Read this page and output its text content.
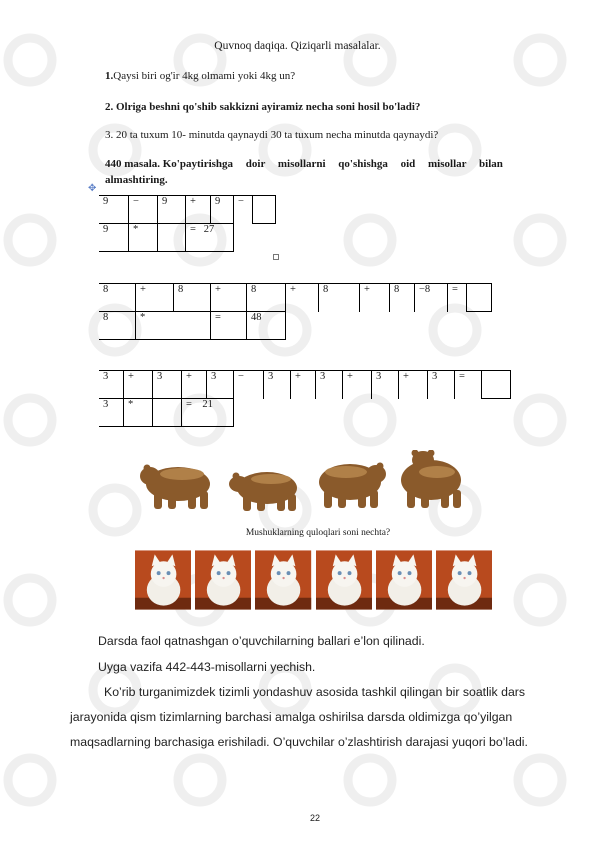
Quvnoq daqiqa. Qiziqarli masalalar.
1.Qaysi biri og'ir 4kg olmami yoki 4kg un?
2. Olriga beshni qo'shib sakkizni ayiramiz necha soni hosil bo'ladi?
3. 20 ta tuxum 10- minutda qaynaydi 30 ta tuxum necha minutda qaynaydi?
440 masala. Ko'paytirishga doir misollarni qo'shishga oid misollar bilan
almashtiring.
✥
9	−	9	+	9	−	
9	*		= 27			
8	+	8	+	8	+	8	+	8	−8	=	
8	*		=	48							
3	+	3	+	3	−	3	+	3	+	3	+	3	=	
3	*		= 21											
Mushuklarning quloqlari soni nechta?
Darsda faol qatnashgan o’quvchilarning ballari e’lon qilinadi.
Uyga vazifa 442-443-misollarni yechish.
Ko’rib turganimizdek tizimli yondashuv asosida tashkil qilingan bir soatlik dars
jarayonida qism tizimlarning barchasi amalga oshirilsa darsda oldimizga qo’yilgan
maqsadlarning barchasiga erishiladi. O’quvchilar o’zlashtirish darajasi yuqori bo’ladi.
22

=-=-=-=-=

**What you need to do:** Show every line of the listing in which the string "ladi" can be found.

**Solution to this task:**
2. Olriga beshni qo'shib sakkizni ayiramiz necha soni hosil bo'ladi?
maqsadlarning barchasiga erishiladi. O’quvchilar o’zlashtirish darajasi yuqori bo’ladi.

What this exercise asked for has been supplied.